- Set exercise -
Find each line containing the string "具体金额". Copy it.

>> START

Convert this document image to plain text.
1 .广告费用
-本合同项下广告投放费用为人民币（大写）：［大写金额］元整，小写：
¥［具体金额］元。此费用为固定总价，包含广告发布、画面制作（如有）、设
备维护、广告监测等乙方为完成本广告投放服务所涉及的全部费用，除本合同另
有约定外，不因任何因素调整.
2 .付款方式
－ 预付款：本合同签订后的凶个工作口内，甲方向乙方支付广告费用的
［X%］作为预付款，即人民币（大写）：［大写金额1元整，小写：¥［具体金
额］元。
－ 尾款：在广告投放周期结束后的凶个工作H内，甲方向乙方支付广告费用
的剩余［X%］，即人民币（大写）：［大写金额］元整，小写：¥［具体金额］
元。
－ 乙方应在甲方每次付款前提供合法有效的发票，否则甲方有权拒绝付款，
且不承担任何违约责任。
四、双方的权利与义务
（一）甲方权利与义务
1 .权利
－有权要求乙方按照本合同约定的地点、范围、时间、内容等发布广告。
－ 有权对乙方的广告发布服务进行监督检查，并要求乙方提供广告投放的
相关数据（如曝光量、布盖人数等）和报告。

>> END

- Written solution -
¥［具体金额］元。此费用为固定总价，包含广告发布、画面制作（如有）、设
的剩余［X%］，即人民币（大写）：［大写金额］元整，小写：¥［具体金额］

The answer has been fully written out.